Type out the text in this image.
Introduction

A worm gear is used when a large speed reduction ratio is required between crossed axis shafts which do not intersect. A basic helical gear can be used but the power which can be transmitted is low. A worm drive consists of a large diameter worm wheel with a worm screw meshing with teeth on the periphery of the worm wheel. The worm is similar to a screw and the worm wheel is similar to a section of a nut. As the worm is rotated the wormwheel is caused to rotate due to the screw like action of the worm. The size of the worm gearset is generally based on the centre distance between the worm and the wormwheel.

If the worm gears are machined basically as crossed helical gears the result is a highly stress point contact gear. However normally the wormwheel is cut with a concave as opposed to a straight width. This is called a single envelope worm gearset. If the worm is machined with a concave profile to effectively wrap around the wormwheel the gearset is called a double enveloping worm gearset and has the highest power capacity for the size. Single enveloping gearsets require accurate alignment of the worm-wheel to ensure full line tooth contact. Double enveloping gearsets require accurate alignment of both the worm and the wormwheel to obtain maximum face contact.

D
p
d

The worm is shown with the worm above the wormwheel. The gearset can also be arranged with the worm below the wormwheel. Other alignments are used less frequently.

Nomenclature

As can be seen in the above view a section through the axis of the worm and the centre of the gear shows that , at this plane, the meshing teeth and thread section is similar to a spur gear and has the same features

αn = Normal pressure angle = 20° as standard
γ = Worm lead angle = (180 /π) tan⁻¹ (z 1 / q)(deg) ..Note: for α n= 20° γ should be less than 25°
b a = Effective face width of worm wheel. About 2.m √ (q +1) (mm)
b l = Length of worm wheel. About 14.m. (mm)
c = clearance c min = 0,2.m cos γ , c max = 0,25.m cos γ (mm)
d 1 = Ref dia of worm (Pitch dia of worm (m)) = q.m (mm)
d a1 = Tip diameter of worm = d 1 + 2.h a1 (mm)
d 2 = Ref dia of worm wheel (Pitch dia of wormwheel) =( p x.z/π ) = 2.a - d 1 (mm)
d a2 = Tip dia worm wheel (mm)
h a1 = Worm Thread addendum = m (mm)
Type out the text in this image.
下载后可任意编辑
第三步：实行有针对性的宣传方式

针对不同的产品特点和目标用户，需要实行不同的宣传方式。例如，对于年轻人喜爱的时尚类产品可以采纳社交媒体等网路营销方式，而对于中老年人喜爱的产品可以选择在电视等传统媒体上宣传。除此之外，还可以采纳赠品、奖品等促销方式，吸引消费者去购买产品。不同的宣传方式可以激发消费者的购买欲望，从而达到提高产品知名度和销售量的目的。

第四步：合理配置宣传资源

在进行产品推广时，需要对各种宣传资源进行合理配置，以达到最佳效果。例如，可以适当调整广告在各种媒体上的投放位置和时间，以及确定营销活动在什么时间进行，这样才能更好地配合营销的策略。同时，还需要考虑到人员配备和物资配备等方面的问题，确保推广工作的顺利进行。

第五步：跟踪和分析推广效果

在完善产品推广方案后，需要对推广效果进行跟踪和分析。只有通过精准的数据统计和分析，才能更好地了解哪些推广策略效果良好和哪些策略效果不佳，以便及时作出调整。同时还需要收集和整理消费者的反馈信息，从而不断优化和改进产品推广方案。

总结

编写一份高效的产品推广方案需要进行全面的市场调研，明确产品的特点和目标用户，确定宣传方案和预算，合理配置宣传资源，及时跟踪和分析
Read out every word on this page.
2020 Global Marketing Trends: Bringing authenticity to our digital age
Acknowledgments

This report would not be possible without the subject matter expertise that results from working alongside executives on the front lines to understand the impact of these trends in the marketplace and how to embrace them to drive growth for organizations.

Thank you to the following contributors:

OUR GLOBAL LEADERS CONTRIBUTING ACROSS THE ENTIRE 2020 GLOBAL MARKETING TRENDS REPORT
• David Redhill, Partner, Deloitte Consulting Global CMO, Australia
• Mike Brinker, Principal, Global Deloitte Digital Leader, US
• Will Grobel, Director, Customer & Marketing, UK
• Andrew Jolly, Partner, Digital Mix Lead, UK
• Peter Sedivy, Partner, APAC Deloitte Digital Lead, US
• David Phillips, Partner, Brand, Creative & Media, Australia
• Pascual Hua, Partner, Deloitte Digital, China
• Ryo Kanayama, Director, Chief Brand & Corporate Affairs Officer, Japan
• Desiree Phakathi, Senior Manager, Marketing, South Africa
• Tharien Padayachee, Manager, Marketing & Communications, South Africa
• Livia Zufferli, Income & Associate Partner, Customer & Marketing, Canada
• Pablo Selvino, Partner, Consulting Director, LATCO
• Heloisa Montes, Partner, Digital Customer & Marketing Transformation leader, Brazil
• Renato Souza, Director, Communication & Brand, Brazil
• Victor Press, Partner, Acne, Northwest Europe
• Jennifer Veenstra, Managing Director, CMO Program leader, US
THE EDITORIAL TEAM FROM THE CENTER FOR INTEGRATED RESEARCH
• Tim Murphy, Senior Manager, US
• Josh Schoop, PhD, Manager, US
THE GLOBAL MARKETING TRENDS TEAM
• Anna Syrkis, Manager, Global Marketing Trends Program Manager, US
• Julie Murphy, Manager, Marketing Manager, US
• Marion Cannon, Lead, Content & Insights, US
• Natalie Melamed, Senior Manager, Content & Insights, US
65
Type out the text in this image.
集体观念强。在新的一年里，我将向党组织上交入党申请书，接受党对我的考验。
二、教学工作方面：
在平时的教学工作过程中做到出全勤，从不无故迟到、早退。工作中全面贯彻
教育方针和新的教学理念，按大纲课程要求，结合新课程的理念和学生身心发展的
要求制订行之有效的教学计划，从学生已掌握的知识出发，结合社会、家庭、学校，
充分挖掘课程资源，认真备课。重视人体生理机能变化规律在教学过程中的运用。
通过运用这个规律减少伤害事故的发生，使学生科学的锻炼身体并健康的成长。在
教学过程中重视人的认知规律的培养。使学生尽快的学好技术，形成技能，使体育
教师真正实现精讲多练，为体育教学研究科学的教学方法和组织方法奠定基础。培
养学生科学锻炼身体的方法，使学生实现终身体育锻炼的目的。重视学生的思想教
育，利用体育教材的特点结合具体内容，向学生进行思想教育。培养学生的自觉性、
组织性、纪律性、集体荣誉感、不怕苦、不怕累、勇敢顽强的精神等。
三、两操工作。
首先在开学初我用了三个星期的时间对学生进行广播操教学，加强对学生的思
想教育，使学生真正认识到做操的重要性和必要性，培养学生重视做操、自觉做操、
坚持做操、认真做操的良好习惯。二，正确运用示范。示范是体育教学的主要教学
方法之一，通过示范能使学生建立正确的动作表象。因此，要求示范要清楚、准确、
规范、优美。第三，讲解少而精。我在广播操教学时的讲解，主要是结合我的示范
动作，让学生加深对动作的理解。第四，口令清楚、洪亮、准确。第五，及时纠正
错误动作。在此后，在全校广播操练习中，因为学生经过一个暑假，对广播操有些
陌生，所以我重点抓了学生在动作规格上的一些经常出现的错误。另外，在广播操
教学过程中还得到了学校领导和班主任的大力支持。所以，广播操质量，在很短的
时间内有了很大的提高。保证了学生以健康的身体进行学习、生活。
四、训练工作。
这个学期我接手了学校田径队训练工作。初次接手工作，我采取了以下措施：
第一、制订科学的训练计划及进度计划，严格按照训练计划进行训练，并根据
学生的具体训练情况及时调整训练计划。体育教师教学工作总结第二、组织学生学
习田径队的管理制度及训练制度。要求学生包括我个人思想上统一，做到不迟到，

TASK DETAILS:
Type out the full listing again, exactly as given.

EXERCISE RESULT:
Type out the text in this image.
Introduction

A worm gear is used when a large speed reduction ratio is required between crossed axis shafts which do not intersect. A basic helical gear can be used but the power which can be transmitted is low. A worm drive consists of a large diameter worm wheel with a worm screw meshing with teeth on the periphery of the worm wheel. The worm is similar to a screw and the worm wheel is similar to a section of a nut. As the worm is rotated the wormwheel is caused to rotate due to the screw like action of the worm. The size of the worm gearset is generally based on the centre distance between the worm and the wormwheel.

If the worm gears are machined basically as crossed helical gears the result is a highly stress point contact gear. However normally the wormwheel is cut with a concave as opposed to a straight width. This is called a single envelope worm gearset. If the worm is machined with a concave profile to effectively wrap around the wormwheel the gearset is called a double enveloping worm gearset and has the highest power capacity for the size. Single enveloping gearsets require accurate alignment of the worm-wheel to ensure full line tooth contact. Double enveloping gearsets require accurate alignment of both the worm and the wormwheel to obtain maximum face contact.

D
p
d

The worm is shown with the worm above the wormwheel. The gearset can also be arranged with the worm below the wormwheel. Other alignments are used less frequently.

Nomenclature

As can be seen in the above view a section through the axis of the worm and the centre of the gear shows that , at this plane, the meshing teeth and thread section is similar to a spur gear and has the same features

αn = Normal pressure angle = 20° as standard
γ = Worm lead angle = (180 /π) tan⁻¹ (z 1 / q)(deg) ..Note: for α n= 20° γ should be less than 25°
b a = Effective face width of worm wheel. About 2.m √ (q +1) (mm)
b l = Length of worm wheel. About 14.m. (mm)
c = clearance c min = 0,2.m cos γ , c max = 0,25.m cos γ (mm)
d 1 = Ref dia of worm (Pitch dia of worm (m)) = q.m (mm)
d a1 = Tip diameter of worm = d 1 + 2.h a1 (mm)
d 2 = Ref dia of worm wheel (Pitch dia of wormwheel) =( p x.z/π ) = 2.a - d 1 (mm)
d a2 = Tip dia worm wheel (mm)
h a1 = Worm Thread addendum = m (mm)
Type out the text in this image.
下载后可任意编辑
第三步：实行有针对性的宣传方式

针对不同的产品特点和目标用户，需要实行不同的宣传方式。例如，对于年轻人喜爱的时尚类产品可以采纳社交媒体等网路营销方式，而对于中老年人喜爱的产品可以选择在电视等传统媒体上宣传。除此之外，还可以采纳赠品、奖品等促销方式，吸引消费者去购买产品。不同的宣传方式可以激发消费者的购买欲望，从而达到提高产品知名度和销售量的目的。

第四步：合理配置宣传资源

在进行产品推广时，需要对各种宣传资源进行合理配置，以达到最佳效果。例如，可以适当调整广告在各种媒体上的投放位置和时间，以及确定营销活动在什么时间进行，这样才能更好地配合营销的策略。同时，还需要考虑到人员配备和物资配备等方面的问题，确保推广工作的顺利进行。

第五步：跟踪和分析推广效果

在完善产品推广方案后，需要对推广效果进行跟踪和分析。只有通过精准的数据统计和分析，才能更好地了解哪些推广策略效果良好和哪些策略效果不佳，以便及时作出调整。同时还需要收集和整理消费者的反馈信息，从而不断优化和改进产品推广方案。

总结

编写一份高效的产品推广方案需要进行全面的市场调研，明确产品的特点和目标用户，确定宣传方案和预算，合理配置宣传资源，及时跟踪和分析
Read out every word on this page.
2020 Global Marketing Trends: Bringing authenticity to our digital age
Acknowledgments

This report would not be possible without the subject matter expertise that results from working alongside executives on the front lines to understand the impact of these trends in the marketplace and how to embrace them to drive growth for organizations.

Thank you to the following contributors:

OUR GLOBAL LEADERS CONTRIBUTING ACROSS THE ENTIRE 2020 GLOBAL MARKETING TRENDS REPORT
• David Redhill, Partner, Deloitte Consulting Global CMO, Australia
• Mike Brinker, Principal, Global Deloitte Digital Leader, US
• Will Grobel, Director, Customer & Marketing, UK
• Andrew Jolly, Partner, Digital Mix Lead, UK
• Peter Sedivy, Partner, APAC Deloitte Digital Lead, US
• David Phillips, Partner, Brand, Creative & Media, Australia
• Pascual Hua, Partner, Deloitte Digital, China
• Ryo Kanayama, Director, Chief Brand & Corporate Affairs Officer, Japan
• Desiree Phakathi, Senior Manager, Marketing, South Africa
• Tharien Padayachee, Manager, Marketing & Communications, South Africa
• Livia Zufferli, Income & Associate Partner, Customer & Marketing, Canada
• Pablo Selvino, Partner, Consulting Director, LATCO
• Heloisa Montes, Partner, Digital Customer & Marketing Transformation leader, Brazil
• Renato Souza, Director, Communication & Brand, Brazil
• Victor Press, Partner, Acne, Northwest Europe
• Jennifer Veenstra, Managing Director, CMO Program leader, US
THE EDITORIAL TEAM FROM THE CENTER FOR INTEGRATED RESEARCH
• Tim Murphy, Senior Manager, US
• Josh Schoop, PhD, Manager, US
THE GLOBAL MARKETING TRENDS TEAM
• Anna Syrkis, Manager, Global Marketing Trends Program Manager, US
• Julie Murphy, Manager, Marketing Manager, US
• Marion Cannon, Lead, Content & Insights, US
• Natalie Melamed, Senior Manager, Content & Insights, US
65
Type out the text in this image.
集体观念强。在新的一年里，我将向党组织上交入党申请书，接受党对我的考验。
二、教学工作方面：
在平时的教学工作过程中做到出全勤，从不无故迟到、早退。工作中全面贯彻
教育方针和新的教学理念，按大纲课程要求，结合新课程的理念和学生身心发展的
要求制订行之有效的教学计划，从学生已掌握的知识出发，结合社会、家庭、学校，
充分挖掘课程资源，认真备课。重视人体生理机能变化规律在教学过程中的运用。
通过运用这个规律减少伤害事故的发生，使学生科学的锻炼身体并健康的成长。在
教学过程中重视人的认知规律的培养。使学生尽快的学好技术，形成技能，使体育
教师真正实现精讲多练，为体育教学研究科学的教学方法和组织方法奠定基础。培
养学生科学锻炼身体的方法，使学生实现终身体育锻炼的目的。重视学生的思想教
育，利用体育教材的特点结合具体内容，向学生进行思想教育。培养学生的自觉性、
组织性、纪律性、集体荣誉感、不怕苦、不怕累、勇敢顽强的精神等。
三、两操工作。
首先在开学初我用了三个星期的时间对学生进行广播操教学，加强对学生的思
想教育，使学生真正认识到做操的重要性和必要性，培养学生重视做操、自觉做操、
坚持做操、认真做操的良好习惯。二，正确运用示范。示范是体育教学的主要教学
方法之一，通过示范能使学生建立正确的动作表象。因此，要求示范要清楚、准确、
规范、优美。第三，讲解少而精。我在广播操教学时的讲解，主要是结合我的示范
动作，让学生加深对动作的理解。第四，口令清楚、洪亮、准确。第五，及时纠正
错误动作。在此后，在全校广播操练习中，因为学生经过一个暑假，对广播操有些
陌生，所以我重点抓了学生在动作规格上的一些经常出现的错误。另外，在广播操
教学过程中还得到了学校领导和班主任的大力支持。所以，广播操质量，在很短的
时间内有了很大的提高。保证了学生以健康的身体进行学习、生活。
四、训练工作。
这个学期我接手了学校田径队训练工作。初次接手工作，我采取了以下措施：
第一、制订科学的训练计划及进度计划，严格按照训练计划进行训练，并根据
学生的具体训练情况及时调整训练计划。体育教师教学工作总结第二、组织学生学
习田径队的管理制度及训练制度。要求学生包括我个人思想上统一，做到不迟到，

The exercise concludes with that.